- _Data supplied_:
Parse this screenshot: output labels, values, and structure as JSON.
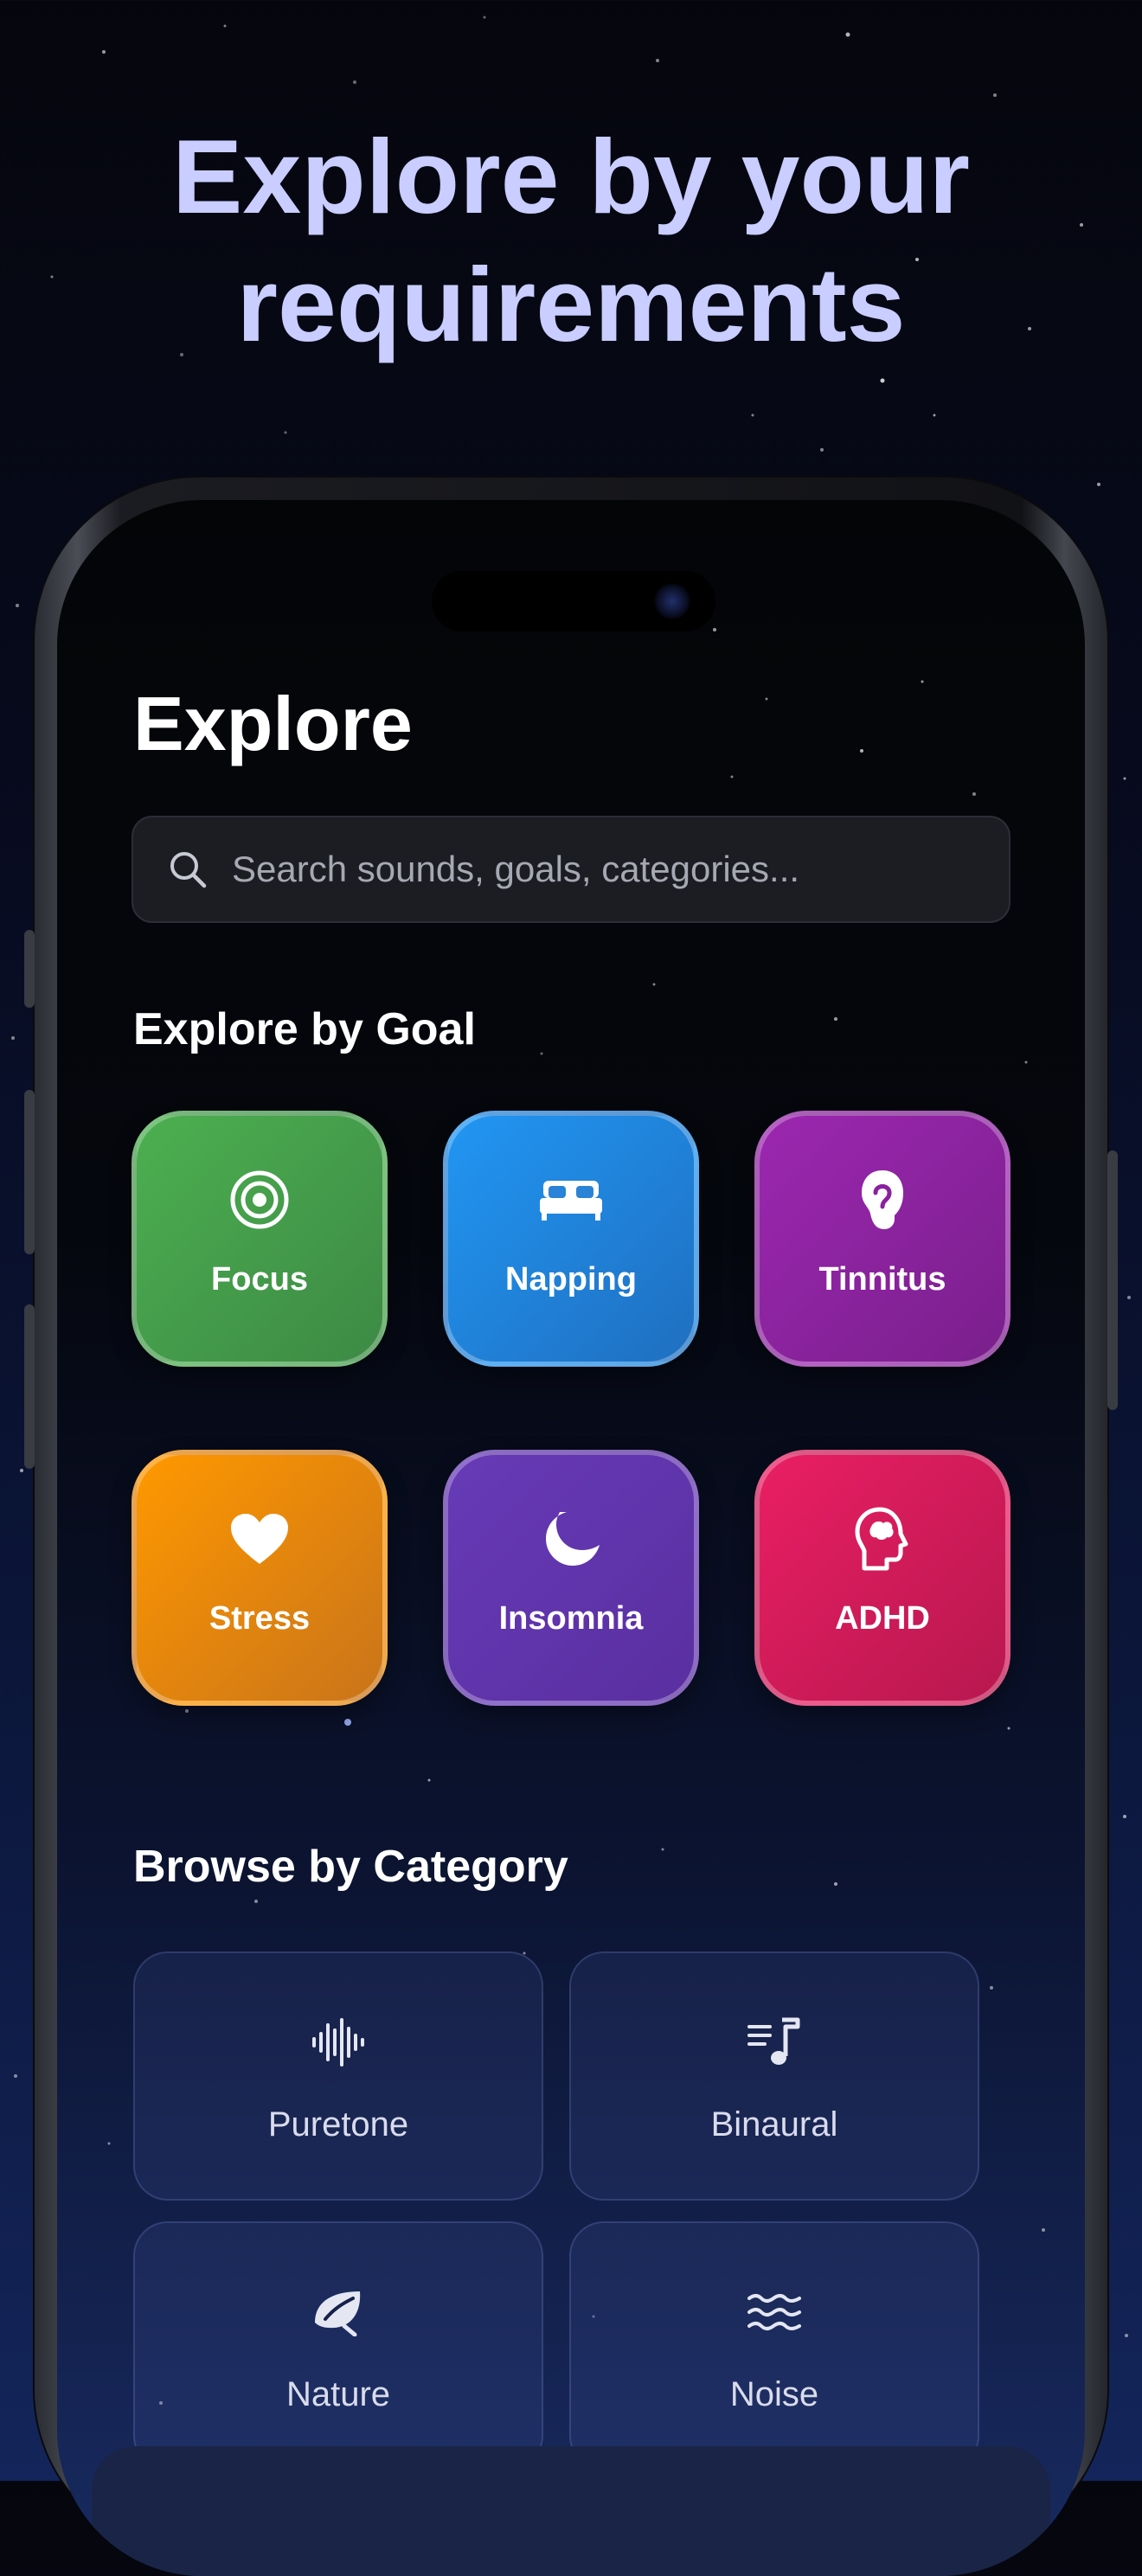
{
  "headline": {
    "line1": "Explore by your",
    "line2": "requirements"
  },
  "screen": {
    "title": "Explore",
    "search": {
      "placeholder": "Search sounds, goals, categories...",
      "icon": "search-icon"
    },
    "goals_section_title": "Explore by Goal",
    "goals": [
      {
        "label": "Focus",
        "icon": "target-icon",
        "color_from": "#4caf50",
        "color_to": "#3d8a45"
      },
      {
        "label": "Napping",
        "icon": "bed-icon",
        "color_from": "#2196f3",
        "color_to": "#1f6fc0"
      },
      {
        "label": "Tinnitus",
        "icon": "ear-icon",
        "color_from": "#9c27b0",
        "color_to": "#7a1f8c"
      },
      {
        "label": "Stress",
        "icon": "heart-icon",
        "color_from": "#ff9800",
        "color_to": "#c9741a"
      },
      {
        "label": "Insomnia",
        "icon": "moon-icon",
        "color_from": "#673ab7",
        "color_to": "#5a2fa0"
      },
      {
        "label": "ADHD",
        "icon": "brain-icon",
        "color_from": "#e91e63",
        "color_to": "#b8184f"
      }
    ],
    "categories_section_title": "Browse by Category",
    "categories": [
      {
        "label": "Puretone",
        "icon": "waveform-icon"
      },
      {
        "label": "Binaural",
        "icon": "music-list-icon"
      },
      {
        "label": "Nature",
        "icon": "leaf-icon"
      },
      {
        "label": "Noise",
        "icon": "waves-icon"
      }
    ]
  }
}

- _Requirement_: Count up every line above that has the word "Explore" in it; answer with the number alone.

- _Response to the task_: 3